> [DATA]
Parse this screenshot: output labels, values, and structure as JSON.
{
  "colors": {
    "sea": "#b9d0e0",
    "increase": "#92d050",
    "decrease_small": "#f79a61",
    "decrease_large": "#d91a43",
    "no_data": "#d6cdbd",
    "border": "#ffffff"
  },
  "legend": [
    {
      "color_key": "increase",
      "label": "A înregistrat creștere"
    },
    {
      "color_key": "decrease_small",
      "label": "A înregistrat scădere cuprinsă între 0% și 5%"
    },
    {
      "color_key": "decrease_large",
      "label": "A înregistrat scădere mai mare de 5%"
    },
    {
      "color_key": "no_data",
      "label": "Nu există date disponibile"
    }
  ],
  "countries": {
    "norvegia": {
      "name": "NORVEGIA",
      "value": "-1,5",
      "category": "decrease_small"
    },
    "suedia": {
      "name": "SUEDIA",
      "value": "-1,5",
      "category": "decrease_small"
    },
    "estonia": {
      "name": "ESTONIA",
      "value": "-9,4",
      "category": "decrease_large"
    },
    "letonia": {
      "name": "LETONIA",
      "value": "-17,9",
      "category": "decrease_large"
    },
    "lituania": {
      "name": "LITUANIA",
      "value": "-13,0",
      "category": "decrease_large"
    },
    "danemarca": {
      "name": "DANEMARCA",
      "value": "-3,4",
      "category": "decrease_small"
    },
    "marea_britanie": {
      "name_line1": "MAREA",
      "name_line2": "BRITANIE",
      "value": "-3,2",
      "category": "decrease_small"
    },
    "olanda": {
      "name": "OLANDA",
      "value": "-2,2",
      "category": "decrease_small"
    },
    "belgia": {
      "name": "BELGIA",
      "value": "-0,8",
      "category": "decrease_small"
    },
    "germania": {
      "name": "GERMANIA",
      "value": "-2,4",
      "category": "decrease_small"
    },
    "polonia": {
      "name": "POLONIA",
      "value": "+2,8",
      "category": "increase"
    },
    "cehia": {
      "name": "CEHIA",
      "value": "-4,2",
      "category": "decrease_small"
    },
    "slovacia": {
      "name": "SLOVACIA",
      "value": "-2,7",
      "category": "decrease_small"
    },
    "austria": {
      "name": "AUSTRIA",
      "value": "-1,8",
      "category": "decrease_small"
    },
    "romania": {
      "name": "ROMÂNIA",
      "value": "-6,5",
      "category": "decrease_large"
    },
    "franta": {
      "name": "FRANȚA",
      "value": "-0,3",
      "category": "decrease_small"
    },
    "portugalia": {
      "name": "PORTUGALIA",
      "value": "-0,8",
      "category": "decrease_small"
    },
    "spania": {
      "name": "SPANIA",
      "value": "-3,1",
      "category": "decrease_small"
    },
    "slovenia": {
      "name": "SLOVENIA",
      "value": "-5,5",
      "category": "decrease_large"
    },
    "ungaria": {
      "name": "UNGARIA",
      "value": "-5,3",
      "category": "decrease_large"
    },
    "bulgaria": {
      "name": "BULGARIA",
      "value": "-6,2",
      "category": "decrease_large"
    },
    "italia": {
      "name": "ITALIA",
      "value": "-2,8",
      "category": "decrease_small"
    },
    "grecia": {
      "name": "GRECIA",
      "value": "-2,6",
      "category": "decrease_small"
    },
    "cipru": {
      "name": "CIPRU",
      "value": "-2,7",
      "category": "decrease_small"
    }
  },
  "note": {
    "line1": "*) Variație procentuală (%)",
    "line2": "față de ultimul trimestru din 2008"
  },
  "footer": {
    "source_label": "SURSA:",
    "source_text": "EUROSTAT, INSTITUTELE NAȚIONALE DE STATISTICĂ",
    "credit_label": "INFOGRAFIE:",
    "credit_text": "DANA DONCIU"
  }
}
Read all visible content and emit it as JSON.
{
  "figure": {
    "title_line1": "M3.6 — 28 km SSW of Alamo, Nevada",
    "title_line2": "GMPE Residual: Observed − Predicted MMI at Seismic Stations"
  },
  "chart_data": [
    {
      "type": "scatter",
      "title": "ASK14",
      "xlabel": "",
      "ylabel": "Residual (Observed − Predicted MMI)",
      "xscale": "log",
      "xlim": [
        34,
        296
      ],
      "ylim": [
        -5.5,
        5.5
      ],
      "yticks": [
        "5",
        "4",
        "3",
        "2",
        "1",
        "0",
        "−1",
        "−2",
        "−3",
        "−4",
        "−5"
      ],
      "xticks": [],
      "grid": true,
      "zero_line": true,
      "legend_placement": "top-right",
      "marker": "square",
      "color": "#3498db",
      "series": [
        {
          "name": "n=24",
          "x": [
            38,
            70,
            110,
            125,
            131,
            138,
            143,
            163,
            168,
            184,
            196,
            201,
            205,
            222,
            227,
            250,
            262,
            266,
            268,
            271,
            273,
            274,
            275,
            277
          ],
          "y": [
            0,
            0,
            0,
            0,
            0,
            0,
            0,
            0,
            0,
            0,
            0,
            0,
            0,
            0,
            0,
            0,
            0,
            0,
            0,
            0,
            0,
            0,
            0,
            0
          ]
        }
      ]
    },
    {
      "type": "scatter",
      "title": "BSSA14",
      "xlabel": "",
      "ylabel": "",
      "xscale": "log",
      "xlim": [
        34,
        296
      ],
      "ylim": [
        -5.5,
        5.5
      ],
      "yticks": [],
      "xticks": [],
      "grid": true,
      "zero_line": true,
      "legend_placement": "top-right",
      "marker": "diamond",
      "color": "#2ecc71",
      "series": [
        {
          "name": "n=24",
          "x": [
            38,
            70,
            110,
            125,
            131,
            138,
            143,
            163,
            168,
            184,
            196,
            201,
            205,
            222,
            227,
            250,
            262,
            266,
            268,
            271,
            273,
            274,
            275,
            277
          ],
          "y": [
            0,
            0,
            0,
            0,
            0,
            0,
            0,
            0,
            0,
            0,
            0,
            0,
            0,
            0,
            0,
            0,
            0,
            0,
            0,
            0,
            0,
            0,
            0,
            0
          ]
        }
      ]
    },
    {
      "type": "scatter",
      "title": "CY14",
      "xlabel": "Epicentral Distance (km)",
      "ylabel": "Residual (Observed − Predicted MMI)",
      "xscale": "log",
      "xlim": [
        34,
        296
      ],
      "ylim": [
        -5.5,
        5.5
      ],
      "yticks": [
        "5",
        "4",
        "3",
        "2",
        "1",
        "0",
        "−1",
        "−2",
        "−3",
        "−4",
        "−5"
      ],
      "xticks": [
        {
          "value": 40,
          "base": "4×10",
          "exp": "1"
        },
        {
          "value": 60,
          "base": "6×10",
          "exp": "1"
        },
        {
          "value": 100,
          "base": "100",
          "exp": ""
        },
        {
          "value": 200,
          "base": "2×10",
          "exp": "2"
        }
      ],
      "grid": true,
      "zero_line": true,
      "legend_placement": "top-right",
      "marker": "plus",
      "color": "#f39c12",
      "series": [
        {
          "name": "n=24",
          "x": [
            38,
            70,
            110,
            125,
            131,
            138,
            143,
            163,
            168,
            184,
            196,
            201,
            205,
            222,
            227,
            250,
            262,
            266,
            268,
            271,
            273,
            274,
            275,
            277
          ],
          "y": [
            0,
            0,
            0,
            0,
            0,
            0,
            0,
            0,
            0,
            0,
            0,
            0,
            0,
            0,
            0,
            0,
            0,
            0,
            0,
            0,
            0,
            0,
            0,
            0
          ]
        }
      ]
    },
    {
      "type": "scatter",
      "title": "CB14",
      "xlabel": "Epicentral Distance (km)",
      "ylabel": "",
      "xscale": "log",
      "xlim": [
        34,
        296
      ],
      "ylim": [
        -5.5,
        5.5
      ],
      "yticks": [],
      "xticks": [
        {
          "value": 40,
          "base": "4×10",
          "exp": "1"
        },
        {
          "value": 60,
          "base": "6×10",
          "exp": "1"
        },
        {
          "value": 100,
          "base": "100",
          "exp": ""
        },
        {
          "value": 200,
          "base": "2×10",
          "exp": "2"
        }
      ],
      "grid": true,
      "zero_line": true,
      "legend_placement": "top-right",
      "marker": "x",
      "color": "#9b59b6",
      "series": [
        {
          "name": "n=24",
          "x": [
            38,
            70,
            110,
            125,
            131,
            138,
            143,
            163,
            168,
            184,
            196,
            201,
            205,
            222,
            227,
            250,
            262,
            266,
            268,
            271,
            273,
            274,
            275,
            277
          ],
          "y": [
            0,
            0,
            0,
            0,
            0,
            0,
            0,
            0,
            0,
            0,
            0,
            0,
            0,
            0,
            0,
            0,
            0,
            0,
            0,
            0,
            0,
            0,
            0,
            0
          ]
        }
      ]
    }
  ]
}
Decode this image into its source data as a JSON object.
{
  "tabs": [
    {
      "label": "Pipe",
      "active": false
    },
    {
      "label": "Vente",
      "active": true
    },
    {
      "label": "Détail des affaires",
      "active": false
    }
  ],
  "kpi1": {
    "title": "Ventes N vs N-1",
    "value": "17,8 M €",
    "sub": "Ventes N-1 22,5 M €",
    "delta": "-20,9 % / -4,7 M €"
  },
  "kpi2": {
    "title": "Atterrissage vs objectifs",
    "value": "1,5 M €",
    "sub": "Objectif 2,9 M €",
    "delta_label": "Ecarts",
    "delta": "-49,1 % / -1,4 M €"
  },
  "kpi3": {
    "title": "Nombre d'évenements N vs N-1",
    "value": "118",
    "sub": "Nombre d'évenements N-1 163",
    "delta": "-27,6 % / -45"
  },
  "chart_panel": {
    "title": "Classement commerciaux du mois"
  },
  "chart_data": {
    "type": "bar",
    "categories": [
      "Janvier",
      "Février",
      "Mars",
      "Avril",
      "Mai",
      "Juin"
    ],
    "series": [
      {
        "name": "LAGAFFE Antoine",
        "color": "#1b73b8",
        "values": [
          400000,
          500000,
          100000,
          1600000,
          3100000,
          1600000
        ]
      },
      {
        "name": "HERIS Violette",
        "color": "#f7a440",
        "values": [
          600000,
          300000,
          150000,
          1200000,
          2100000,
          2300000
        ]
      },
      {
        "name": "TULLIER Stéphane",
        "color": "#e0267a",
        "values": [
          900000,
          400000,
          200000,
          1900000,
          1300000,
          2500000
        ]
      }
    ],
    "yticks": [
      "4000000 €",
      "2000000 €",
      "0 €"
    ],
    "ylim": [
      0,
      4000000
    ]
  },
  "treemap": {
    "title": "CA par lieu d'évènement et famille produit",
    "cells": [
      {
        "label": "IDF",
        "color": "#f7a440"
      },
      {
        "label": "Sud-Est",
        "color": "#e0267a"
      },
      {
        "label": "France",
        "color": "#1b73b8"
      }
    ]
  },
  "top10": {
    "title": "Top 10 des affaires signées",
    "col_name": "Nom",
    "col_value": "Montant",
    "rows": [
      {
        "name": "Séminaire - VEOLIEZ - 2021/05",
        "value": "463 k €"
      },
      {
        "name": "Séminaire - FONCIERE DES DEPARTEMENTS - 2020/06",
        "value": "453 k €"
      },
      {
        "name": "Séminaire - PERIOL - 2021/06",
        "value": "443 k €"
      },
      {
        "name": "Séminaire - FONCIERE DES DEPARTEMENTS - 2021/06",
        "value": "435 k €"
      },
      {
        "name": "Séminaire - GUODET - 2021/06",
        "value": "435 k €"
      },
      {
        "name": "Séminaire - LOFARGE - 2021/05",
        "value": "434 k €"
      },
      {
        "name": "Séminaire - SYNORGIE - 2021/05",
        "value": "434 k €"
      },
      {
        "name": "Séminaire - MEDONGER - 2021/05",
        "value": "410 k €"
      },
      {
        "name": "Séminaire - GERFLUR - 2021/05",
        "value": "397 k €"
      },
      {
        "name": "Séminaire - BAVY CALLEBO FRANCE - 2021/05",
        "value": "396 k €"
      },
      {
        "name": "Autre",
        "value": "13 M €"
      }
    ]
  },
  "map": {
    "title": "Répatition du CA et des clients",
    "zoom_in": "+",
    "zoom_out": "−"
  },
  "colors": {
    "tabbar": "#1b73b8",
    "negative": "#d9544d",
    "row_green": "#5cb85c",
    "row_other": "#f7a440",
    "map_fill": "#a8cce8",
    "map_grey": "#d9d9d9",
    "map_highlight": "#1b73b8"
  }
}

> [SET PROBLEM] Pull out each line of the listing that holds the string "évenements".

> [THE OUTPUT]
    "title": "Nombre d'évenements N vs N-1",
    "sub": "Nombre d'évenements N-1 163",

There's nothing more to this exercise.